Provided passage
-*-


(2.) NO progress was made in the case at the hearing fixed for 9-4-26, nor at the adjourned hearing dated 26-4-1926 for the examination of Bhagwandass. As the Magistrate was going out on an extended tour in the interior and apparently thought that the examination may be long, he ordered that his evidence will be taken from day to day as far as practicable and on completion of the evidence the remaining prosecution witnesses will be summoned. In the meantime on the requisition of the District Superintendent of Police the Magistrate ordered on 16-4-1926 that the Will and other documents be sent to the Government Expert. On 26-4-26 nothing could be done for want of the Will and also as the presiding Magistrate had gone to Balaghat for evidence in a criminal case and the case had to be adjourned to 10-5-1926. But as the Will had not been received back from the Government Expert, even on 10-5-1926, and it was not known when it was likely to be received back, the case was adjourned to 7-6-1926. The accused who were in custody were ordered to be produced on 24-5-26, for being remanded for the 7th June 1926 and the bail of Tularam was extended till the date of hearing on production of fresh medical certificate. The request for bail of the other three accused was rejected for want of power to grant bail. On 24-5-1926 Ganpati and the two Dasroos were remanded to jail custody till 7-6-1926. On 7-6-1926 Bhagwandass was partly examined and the case was adjourned to the next day. Application of Tularam for bail on the strength of fresh medical certificate was pressed, but it was ordered to send till the next day. The examination of Bhagwandass was concluded on the 8th June 1926 and the case was adjourned to 17-6-26 for the defence to be ready for cross-examination after inspection of mass of documents put in evidence. Tularam's bail was extended by a fortnight as on account of heat he could not undergo the operation which was contemplated. On 17-6-1926 further examination, cross-examination and re-examination of Bhagwandass took place; as the Public Prosecutor was not available till the 7th July 1926, the case had to be adjourned to 7-7-26 for the examination of two witnesses. The accused who were in jail custody were ordered to be produced on 28-6-1926 for further remand and Tularam was also ordered to surrender himself on that date unless he obtained an order for his bail from this Court in the meantime.

-*-

Recorded data
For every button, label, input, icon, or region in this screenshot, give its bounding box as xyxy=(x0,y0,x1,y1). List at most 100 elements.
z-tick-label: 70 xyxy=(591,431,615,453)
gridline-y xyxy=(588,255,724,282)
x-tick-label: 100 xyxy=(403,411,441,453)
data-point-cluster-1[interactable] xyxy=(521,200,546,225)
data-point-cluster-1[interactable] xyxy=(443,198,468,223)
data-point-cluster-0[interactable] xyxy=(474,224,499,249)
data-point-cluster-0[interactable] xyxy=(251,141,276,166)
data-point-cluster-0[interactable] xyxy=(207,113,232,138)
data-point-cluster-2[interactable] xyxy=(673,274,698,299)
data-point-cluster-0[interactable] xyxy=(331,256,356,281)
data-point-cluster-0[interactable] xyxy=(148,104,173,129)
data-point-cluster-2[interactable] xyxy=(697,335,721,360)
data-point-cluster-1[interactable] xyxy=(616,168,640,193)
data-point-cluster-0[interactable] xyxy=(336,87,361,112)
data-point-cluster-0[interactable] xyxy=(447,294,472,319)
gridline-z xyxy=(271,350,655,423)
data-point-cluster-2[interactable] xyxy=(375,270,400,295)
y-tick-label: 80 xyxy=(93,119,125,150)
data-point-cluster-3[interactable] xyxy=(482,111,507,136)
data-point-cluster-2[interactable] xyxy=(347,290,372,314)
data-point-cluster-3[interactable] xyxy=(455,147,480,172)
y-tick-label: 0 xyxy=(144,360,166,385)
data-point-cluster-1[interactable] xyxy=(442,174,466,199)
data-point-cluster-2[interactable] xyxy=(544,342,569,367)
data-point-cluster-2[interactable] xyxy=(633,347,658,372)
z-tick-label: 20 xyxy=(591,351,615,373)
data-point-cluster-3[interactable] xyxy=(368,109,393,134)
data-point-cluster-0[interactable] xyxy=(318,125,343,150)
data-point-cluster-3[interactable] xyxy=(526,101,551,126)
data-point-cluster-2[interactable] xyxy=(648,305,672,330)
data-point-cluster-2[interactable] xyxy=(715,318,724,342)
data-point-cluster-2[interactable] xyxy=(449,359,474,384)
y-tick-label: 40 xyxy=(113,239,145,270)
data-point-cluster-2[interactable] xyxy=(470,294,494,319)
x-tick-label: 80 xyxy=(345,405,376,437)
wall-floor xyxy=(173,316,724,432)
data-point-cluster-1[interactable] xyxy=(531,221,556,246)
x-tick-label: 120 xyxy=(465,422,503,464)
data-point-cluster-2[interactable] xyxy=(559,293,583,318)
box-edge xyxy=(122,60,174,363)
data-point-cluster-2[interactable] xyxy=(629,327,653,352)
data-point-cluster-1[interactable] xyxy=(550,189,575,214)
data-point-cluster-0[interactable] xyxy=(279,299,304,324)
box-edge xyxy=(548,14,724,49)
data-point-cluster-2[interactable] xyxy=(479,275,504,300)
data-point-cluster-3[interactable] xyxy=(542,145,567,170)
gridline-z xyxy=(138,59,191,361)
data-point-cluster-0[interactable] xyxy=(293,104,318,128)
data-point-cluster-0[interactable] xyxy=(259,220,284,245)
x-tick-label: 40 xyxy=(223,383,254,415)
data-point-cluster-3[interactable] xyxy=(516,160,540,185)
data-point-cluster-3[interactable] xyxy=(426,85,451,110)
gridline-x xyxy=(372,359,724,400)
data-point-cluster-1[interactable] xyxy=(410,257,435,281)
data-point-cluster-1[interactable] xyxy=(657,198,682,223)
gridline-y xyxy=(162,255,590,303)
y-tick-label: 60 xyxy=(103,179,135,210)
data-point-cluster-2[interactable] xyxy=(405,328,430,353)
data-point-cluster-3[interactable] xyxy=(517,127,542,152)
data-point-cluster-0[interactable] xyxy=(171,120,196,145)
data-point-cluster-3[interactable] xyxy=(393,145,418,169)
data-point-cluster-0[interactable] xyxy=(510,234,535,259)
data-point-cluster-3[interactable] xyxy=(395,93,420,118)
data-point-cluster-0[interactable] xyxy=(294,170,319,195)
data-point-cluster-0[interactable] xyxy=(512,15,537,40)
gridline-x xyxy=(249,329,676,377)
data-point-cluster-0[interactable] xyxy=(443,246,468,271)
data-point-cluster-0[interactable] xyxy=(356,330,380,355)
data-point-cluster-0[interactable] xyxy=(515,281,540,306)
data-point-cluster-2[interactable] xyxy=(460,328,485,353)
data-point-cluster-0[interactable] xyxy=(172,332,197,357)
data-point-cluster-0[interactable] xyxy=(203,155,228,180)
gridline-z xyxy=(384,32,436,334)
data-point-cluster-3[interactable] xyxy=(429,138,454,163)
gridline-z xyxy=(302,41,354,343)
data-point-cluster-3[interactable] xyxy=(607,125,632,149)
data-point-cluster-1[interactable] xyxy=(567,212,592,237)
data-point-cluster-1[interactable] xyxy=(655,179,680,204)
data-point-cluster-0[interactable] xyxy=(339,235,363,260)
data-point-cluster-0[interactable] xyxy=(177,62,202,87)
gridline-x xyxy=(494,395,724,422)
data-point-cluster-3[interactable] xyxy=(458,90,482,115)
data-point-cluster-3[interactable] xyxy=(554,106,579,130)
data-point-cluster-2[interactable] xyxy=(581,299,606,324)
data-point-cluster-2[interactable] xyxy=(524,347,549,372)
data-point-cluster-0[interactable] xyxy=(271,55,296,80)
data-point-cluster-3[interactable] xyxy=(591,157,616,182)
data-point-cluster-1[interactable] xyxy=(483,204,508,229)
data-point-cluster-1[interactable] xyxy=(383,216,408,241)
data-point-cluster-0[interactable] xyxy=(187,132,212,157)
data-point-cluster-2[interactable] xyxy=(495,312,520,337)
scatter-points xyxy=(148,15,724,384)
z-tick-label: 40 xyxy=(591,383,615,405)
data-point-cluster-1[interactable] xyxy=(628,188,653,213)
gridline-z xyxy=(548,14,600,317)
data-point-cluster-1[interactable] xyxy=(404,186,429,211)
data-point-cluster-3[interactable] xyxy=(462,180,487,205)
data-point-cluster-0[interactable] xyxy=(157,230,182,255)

-*-

Required work
(a) According to the account of the hearings, why was the case adjourned from 17-6-1926 to 7-7-26?
(b) Proceed with the account of the hearings, beginning after its last sentence.
The rows bear no relation to the account of the hearings.

Response list
(a) The Public Prosecutor was not available until 7 July 1926.

(b)
(3.) IT is argued before me by the learned advocate who appears for the applicants that the Magistrate's view that no discretion is vested in him to grant bail in cases in which sentences of transportation for life can be passed is opposed to the principle recognized in Nagendra Nath Chakravarli, in re and in Muhammed Eusoof v. King-Emperor A.I.R. 1926 Rang. 51. I agree with the Judges of the Calcutta as well as Rangoon High Court that Section 497, Criminal P.C. leaves ample room for exercise of discretion in the matter of granting bails and the intention of the amendment made by Section 136 of Act 18 of 1923 in that section was to vest thenceforth in the Courts a discretion less fettered than before. I am also of opinion that the interpretation put by Doyle, J., in Muhammed Eusoof v. King-Emperor A.I.R. 1926 Rang. 51 on the phrase death or transportation for life" in Section 497, Criminal P.C. is consistent with the widening of this discretion, and is amply supported by the reasons given by that learned Judge. I accordingly hold that the phrase "death or transportation for life" in Section 497 does not extend to offences punishable with transportation for life only; and means only those offences for which death and transportation for life are alternative sentences; and that the Magistrate improperly refused to exercise the discretion vested in him by law of granting bail in the present case Looking to the extremely tardy manner in which this case is proceeding I think the Magistrate could have been justified in enlarging the accused on bail instead of insisting upon their rotting in jail during the time the Crown is engaged in collecting relevant evidence in support of the prosecution.